▶ **THE EXERCISE**
In the data below, find each line containing the string "here" and return it.

▶ **RECORDED INFORMATION**
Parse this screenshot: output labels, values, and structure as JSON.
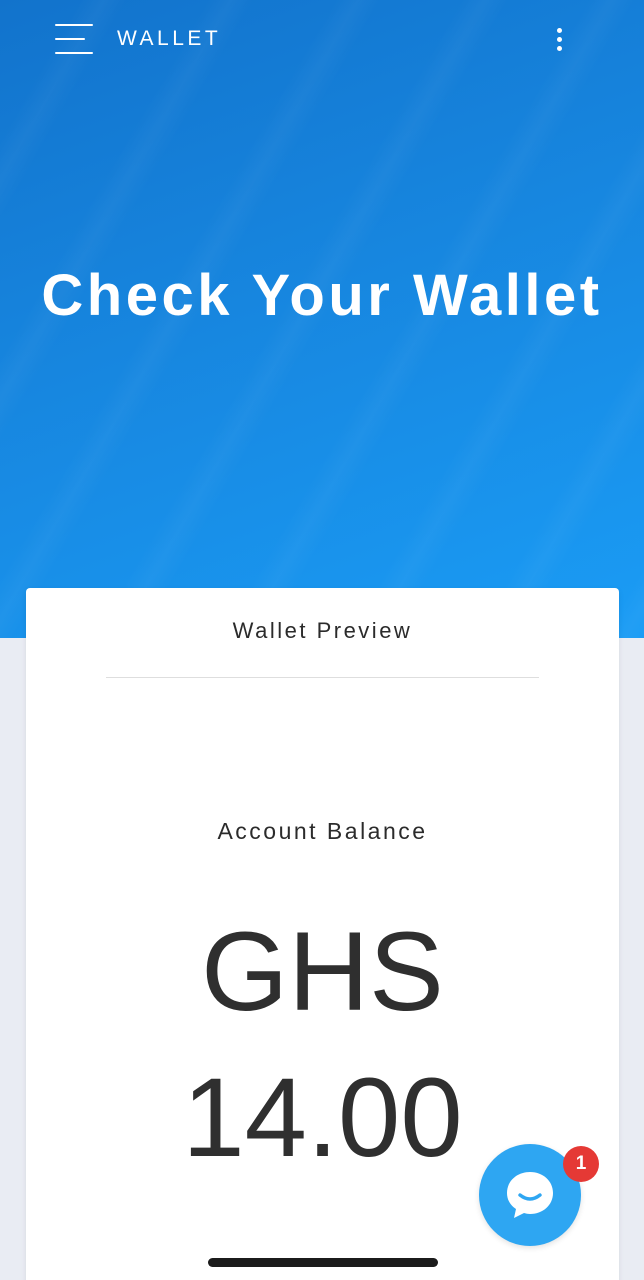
{
  "header": {
    "title": "WALLET",
    "menu_icon": "hamburger-menu-icon",
    "more_icon": "more-vertical-icon"
  },
  "hero": {
    "heading": "Check Your Wallet"
  },
  "card": {
    "title": "Wallet Preview",
    "balance_label": "Account Balance",
    "currency": "GHS",
    "amount": "14.00"
  },
  "chat": {
    "icon": "chat-bubble-icon",
    "badge_count": "1"
  },
  "colors": {
    "hero_start": "#1273cc",
    "hero_end": "#1a9cf5",
    "chat_button": "#2ea6f2",
    "badge": "#e53935",
    "background": "#e9ecf3"
  }
}
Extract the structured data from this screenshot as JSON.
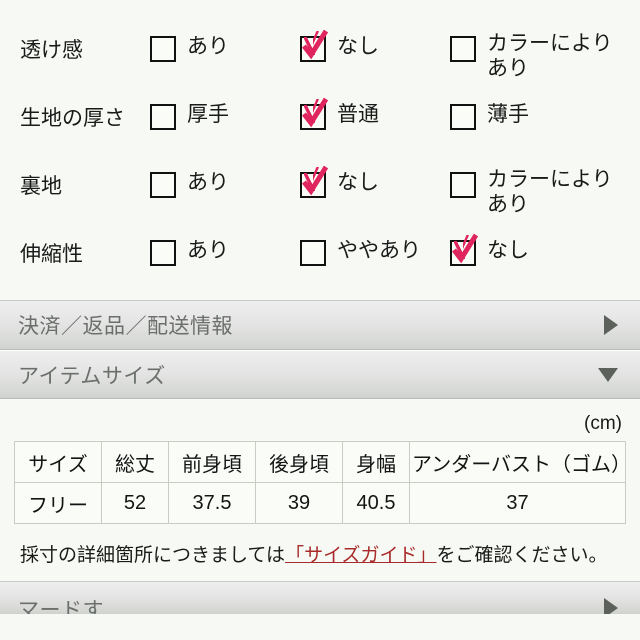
{
  "spec": {
    "rows": [
      {
        "label": "透け感",
        "options": [
          {
            "text": "あり",
            "checked": false
          },
          {
            "text": "なし",
            "checked": true
          },
          {
            "text": "カラーにより あり",
            "checked": false,
            "two_line": true
          }
        ]
      },
      {
        "label": "生地の厚さ",
        "options": [
          {
            "text": "厚手",
            "checked": false
          },
          {
            "text": "普通",
            "checked": true
          },
          {
            "text": "薄手",
            "checked": false
          }
        ]
      },
      {
        "label": "裏地",
        "options": [
          {
            "text": "あり",
            "checked": false
          },
          {
            "text": "なし",
            "checked": true
          },
          {
            "text": "カラーにより あり",
            "checked": false,
            "two_line": true
          }
        ]
      },
      {
        "label": "伸縮性",
        "options": [
          {
            "text": "あり",
            "checked": false
          },
          {
            "text": "ややあり",
            "checked": false
          },
          {
            "text": "なし",
            "checked": true
          }
        ]
      }
    ]
  },
  "accordions": {
    "payment": {
      "title": "決済／返品／配送情報",
      "state": "collapsed"
    },
    "item_size": {
      "title": "アイテムサイズ",
      "state": "expanded"
    },
    "bottom_partial": {
      "title": "マードす",
      "state": "collapsed"
    }
  },
  "size_section": {
    "unit": "(cm)",
    "headers": [
      "サイズ",
      "総丈",
      "前身頃",
      "後身頃",
      "身幅",
      "アンダーバスト（ゴム）"
    ],
    "rows": [
      [
        "フリー",
        "52",
        "37.5",
        "39",
        "40.5",
        "37"
      ]
    ],
    "note_prefix": "採寸の詳細箇所につきましては",
    "note_link": "「サイズガイド」",
    "note_suffix": "をご確認ください。"
  },
  "colors": {
    "background": "#f7faf4",
    "check_mark": "#e0245e",
    "link": "#a82a2a",
    "accordion_text": "#6b6f6b"
  }
}
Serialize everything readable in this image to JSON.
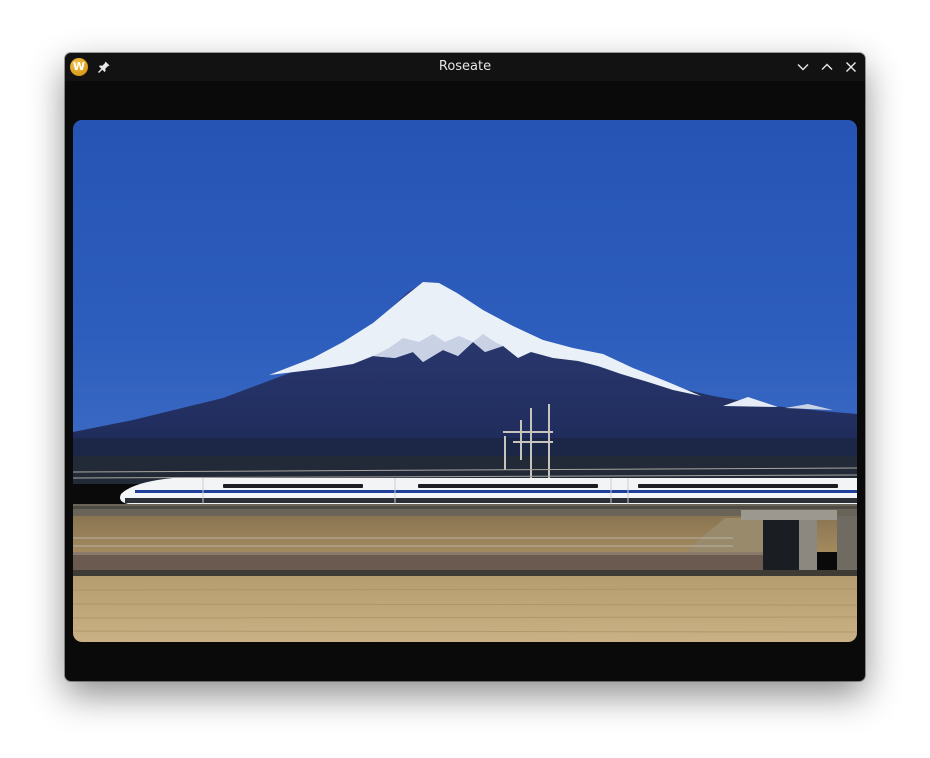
{
  "window": {
    "title": "Roseate",
    "app_icon_letter": "W",
    "icons": {
      "app": "roseate-app-icon",
      "pin": "pin-icon",
      "minimize": "chevron-down-icon",
      "maximize": "chevron-up-icon",
      "close": "close-icon"
    }
  },
  "image": {
    "description_icon": "photo-image"
  },
  "colors": {
    "titlebar": "#121212",
    "window_bg": "#0a0a0a",
    "sky": "#2c5ab8"
  }
}
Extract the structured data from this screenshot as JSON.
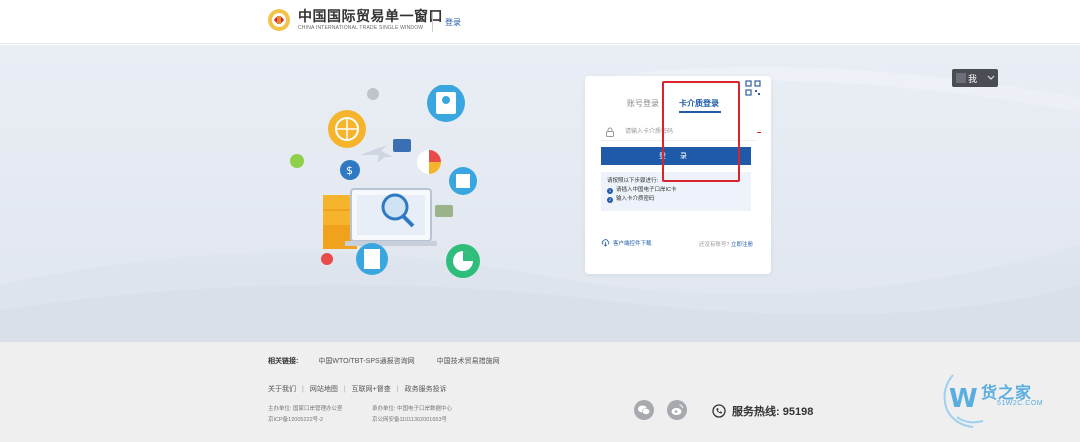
{
  "header": {
    "brand_cn": "中国国际贸易单一窗口",
    "brand_en": "CHINA INTERNATIONAL TRADE SINGLE WINDOW",
    "login_link": "登录"
  },
  "login": {
    "tabs": [
      "账号登录",
      "卡介质登录"
    ],
    "active_tab": 1,
    "password_placeholder": "请输入卡介质密码",
    "login_button": "登 录",
    "steps_title": "请按照以下步骤进行:",
    "steps": [
      "请插入中国电子口岸IC卡",
      "输入卡介质密码"
    ],
    "download_link": "客户端控件下载",
    "register_prompt": "还没有账号?",
    "register_link": "立即注册"
  },
  "footer": {
    "links_label": "相关链接:",
    "links": [
      "中国WTO/TBT-SPS通报咨询网",
      "中国技术贸易措施网"
    ],
    "nav": [
      "关于我们",
      "网站地图",
      "互联网+督查",
      "政务服务投诉"
    ],
    "info_col1": [
      "主办单位: 国家口岸管理办公室",
      "京ICP备12005222号-2"
    ],
    "info_col2": [
      "承办单位: 中国电子口岸数据中心",
      "京公网安备11011302001653号"
    ],
    "hotline": "服务热线: 95198"
  },
  "watermark": {
    "cn": "货之家",
    "en": "51W2C.COM"
  },
  "colors": {
    "primary": "#1e5aa8",
    "highlight": "#d8242b",
    "hero_bg": "#e6ebf2",
    "footer_bg": "#efefef"
  }
}
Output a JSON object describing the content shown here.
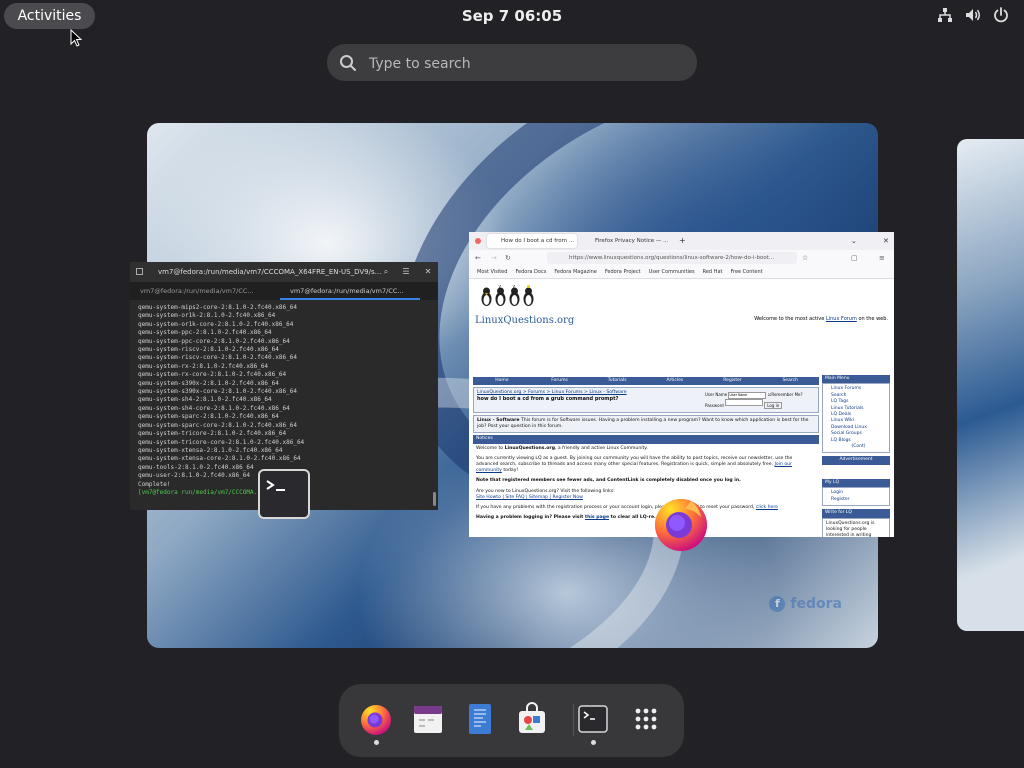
{
  "topbar": {
    "activities_label": "Activities",
    "clock": "Sep 7  06:05",
    "tray_icons": [
      "network-icon",
      "volume-icon",
      "power-icon"
    ]
  },
  "search": {
    "placeholder": "Type to search"
  },
  "terminal": {
    "title": "vm7@fedora:/run/media/vm7/CCCOMA_X64FRE_EN-US_DV9/s...",
    "tabs": [
      "vm7@fedora:/run/media/vm7/CC...",
      "vm7@fedora:/run/media/vm7/CC..."
    ],
    "lines": [
      "qemu-system-mips2-core-2:8.1.0-2.fc40.x86_64",
      "qemu-system-or1k-2:8.1.0-2.fc40.x86_64",
      "qemu-system-or1k-core-2:8.1.0-2.fc40.x86_64",
      "qemu-system-ppc-2:8.1.0-2.fc40.x86_64",
      "qemu-system-ppc-core-2:8.1.0-2.fc40.x86_64",
      "qemu-system-riscv-2:8.1.0-2.fc40.x86_64",
      "qemu-system-riscv-core-2:8.1.0-2.fc40.x86_64",
      "qemu-system-rx-2:8.1.0-2.fc40.x86_64",
      "qemu-system-rx-core-2:8.1.0-2.fc40.x86_64",
      "qemu-system-s390x-2:8.1.0-2.fc40.x86_64",
      "qemu-system-s390x-core-2:8.1.0-2.fc40.x86_64",
      "qemu-system-sh4-2:8.1.0-2.fc40.x86_64",
      "qemu-system-sh4-core-2:8.1.0-2.fc40.x86_64",
      "qemu-system-sparc-2:8.1.0-2.fc40.x86_64",
      "qemu-system-sparc-core-2:8.1.0-2.fc40.x86_64",
      "qemu-system-tricore-2:8.1.0-2.fc40.x86_64",
      "qemu-system-tricore-core-2:8.1.0-2.fc40.x86_64",
      "qemu-system-xtensa-2:8.1.0-2.fc40.x86_64",
      "qemu-system-xtensa-core-2:8.1.0-2.fc40.x86_64",
      "qemu-tools-2:8.1.0-2.fc40.x86_64",
      "qemu-user-2:8.1.0-2.fc40.x86_64",
      "",
      "Complete!"
    ],
    "prompt": "[vm7@fedora run/media/vm7/CCCOMA...]$"
  },
  "firefox": {
    "tabs": [
      "How do I boot a cd from ...",
      "Firefox Privacy Notice — ..."
    ],
    "url": "https://www.linuxquestions.org/questions/linux-software-2/how-do-i-boot...",
    "bookmarks": [
      "Most Visited",
      "Fedora Docs",
      "Fedora Magazine",
      "Fedora Project",
      "User Communities",
      "Red Hat",
      "Free Content"
    ],
    "page": {
      "logo": "LinuxQuestions.org",
      "welcome_prefix": "Welcome to the most active",
      "welcome_link": "Linux Forum",
      "welcome_suffix": "on the web.",
      "nav": [
        "Home",
        "Forums",
        "Tutorials",
        "Articles",
        "Register",
        "Search"
      ],
      "breadcrumb": "LinuxQuestions.org > Forums > Linux Forums > Linux - Software",
      "thread_title": "how do I boot a cd from a grub command prompt?",
      "forum_name": "Linux - Software",
      "forum_desc": "This forum is for Software issues. Having a problem installing a new program? Want to know which application is best for the job? Post your question in this forum.",
      "notices_head": "Notices",
      "welcome_para_a": "Welcome to",
      "welcome_para_site": "LinuxQuestions.org",
      "welcome_para_b": ", a friendly and active Linux Community.",
      "guest_text": "You are currently viewing LQ as a guest. By joining our community you will have the ability to post topics, receive our newsletter, use the advanced search, subscribe to threads and access many other special features. Registration is quick, simple and absolutely free.",
      "join_link": "Join our community",
      "join_suffix": "today!",
      "note": "Note that registered members see fewer ads, and ContentLink is completely disabled once you log in.",
      "new_q": "Are you new to LinuxQuestions.org? Visit the following links:",
      "new_links": "Site Howto | Site FAQ | Sitemap | Register Now",
      "problems_a": "If you have any problems with the registration process or your account login, please",
      "problems_b": ". If you need to reset your password,",
      "click_here": "click here",
      "having_problem": "Having a problem logging in? Please visit",
      "this_page": "this page",
      "to_clear": "to clear all LQ-re...",
      "login_user": "User Name",
      "login_user_value": "User Name",
      "login_pass": "Password",
      "remember": "Remember Me?",
      "login_btn": "Log in",
      "sidebar_head": "Main Menu",
      "sidebar_links": [
        "Linux Forums",
        "Search",
        "LQ Tags",
        "Linux Tutorials",
        "LQ Deals",
        "Linux Wiki",
        "Download Linux",
        "Social Groups",
        "LQ Blogs"
      ],
      "sidebar_more": "(Cont)",
      "ad_head": "Advertisement",
      "mylq_head": "My LQ",
      "mylq_links": [
        "Login",
        "Register"
      ],
      "write_head": "Write for LQ",
      "write_text": "LinuxQuestions.org is looking for people interested in writing"
    }
  },
  "workspace": {
    "brand": "fedora"
  },
  "dash": {
    "apps": [
      {
        "name": "Firefox",
        "running": true
      },
      {
        "name": "Calendar",
        "running": false
      },
      {
        "name": "Text Editor",
        "running": false
      },
      {
        "name": "Software",
        "running": false
      },
      {
        "name": "Terminal",
        "running": true
      },
      {
        "name": "Show Apps",
        "running": false
      }
    ]
  },
  "colors": {
    "panel": "#222226",
    "dash": "#38383b",
    "accent": "#3584e4",
    "lq_blue": "#3a5b95"
  }
}
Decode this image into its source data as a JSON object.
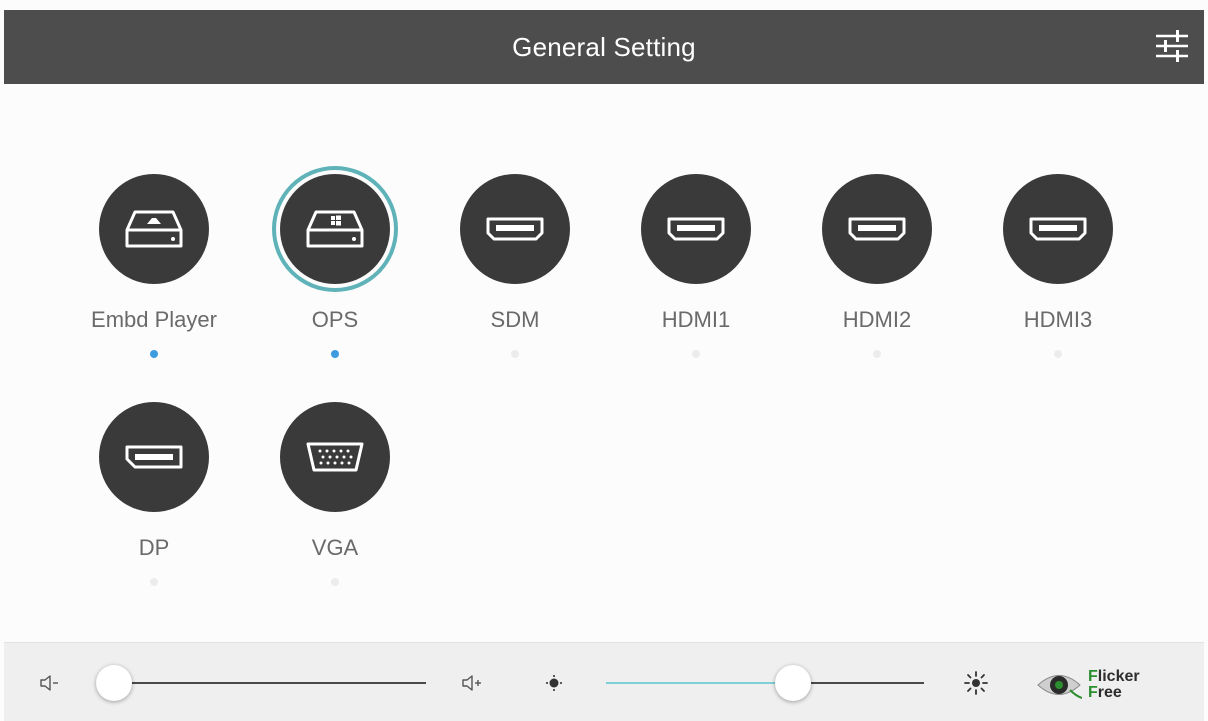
{
  "header": {
    "title": "General Setting",
    "settings_icon": "sliders-icon"
  },
  "sources": [
    {
      "label": "Embd Player",
      "icon": "drive-icon",
      "selected": false,
      "signal": true
    },
    {
      "label": "OPS",
      "icon": "windows-drive-icon",
      "selected": true,
      "signal": true
    },
    {
      "label": "SDM",
      "icon": "hdmi-icon",
      "selected": false,
      "signal": false
    },
    {
      "label": "HDMI1",
      "icon": "hdmi-icon",
      "selected": false,
      "signal": false
    },
    {
      "label": "HDMI2",
      "icon": "hdmi-icon",
      "selected": false,
      "signal": false
    },
    {
      "label": "HDMI3",
      "icon": "hdmi-icon",
      "selected": false,
      "signal": false
    },
    {
      "label": "DP",
      "icon": "displayport-icon",
      "selected": false,
      "signal": false
    },
    {
      "label": "VGA",
      "icon": "vga-icon",
      "selected": false,
      "signal": false
    }
  ],
  "bottom": {
    "volume": {
      "value": 0,
      "min_icon": "volume-down-icon",
      "max_icon": "volume-up-icon"
    },
    "brightness": {
      "value": 0.6,
      "min_icon": "brightness-low-icon",
      "max_icon": "brightness-high-icon"
    },
    "logo": {
      "line1_first": "F",
      "line1_rest": "licker",
      "line2_first": "F",
      "line2_rest": "ree"
    }
  },
  "colors": {
    "header_bg": "#4d4d4d",
    "selected_ring": "#5fb3b8",
    "signal_dot": "#3d9be0",
    "slider_fill": "#7fd0d6"
  }
}
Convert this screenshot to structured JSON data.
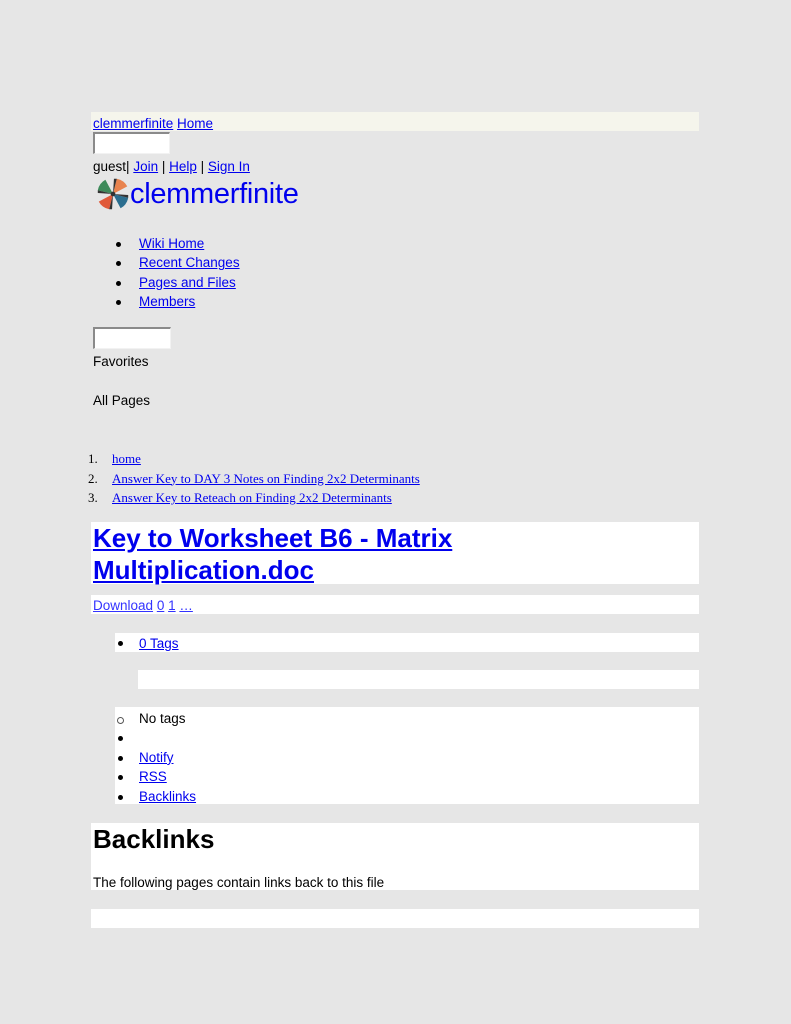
{
  "header": {
    "site_link": "clemmerfinite",
    "home_link": "Home",
    "search_value": "",
    "user": {
      "name": "guest",
      "separator": "|",
      "join": "Join",
      "help": "Help",
      "sign_in": "Sign In"
    },
    "logo_text": "clemmerfinite",
    "logo_colors": [
      "#e8834e",
      "#2b6e8f",
      "#e05a3a",
      "#3d8a5a",
      "#333333"
    ]
  },
  "nav": {
    "items": [
      {
        "label": "Wiki Home"
      },
      {
        "label": "Recent Changes"
      },
      {
        "label": "Pages and Files"
      },
      {
        "label": "Members"
      }
    ]
  },
  "sidebar": {
    "search_value": "",
    "favorites_label": "Favorites",
    "all_pages_label": "All Pages"
  },
  "breadcrumbs": [
    {
      "num": "1.",
      "label": "home"
    },
    {
      "num": "2.",
      "label": "Answer Key to DAY 3 Notes on Finding 2x2 Determinants"
    },
    {
      "num": "3.",
      "label": "Answer Key to Reteach on Finding 2x2 Determinants"
    }
  ],
  "file": {
    "title_line1": "Key to Worksheet B6 - Matrix",
    "title_line2": "Multiplication.doc",
    "download_label": "Download",
    "link_0": "0",
    "link_1": "1",
    "link_more": "…"
  },
  "tags": {
    "tags_link": "0 Tags",
    "no_tags": "No tags"
  },
  "actions": {
    "notify": "Notify",
    "rss": "RSS",
    "backlinks": "Backlinks"
  },
  "backlinks_section": {
    "heading": "Backlinks",
    "description": "The following pages contain links back to this file"
  },
  "colors": {
    "background": "#e6e6e6",
    "topbar": "#f5f5ec",
    "link": "#0000ee",
    "panel": "#ffffff"
  }
}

▶ **THE REPLY**
Output a JSON object describing the content shown here.
      "click_here": "click here",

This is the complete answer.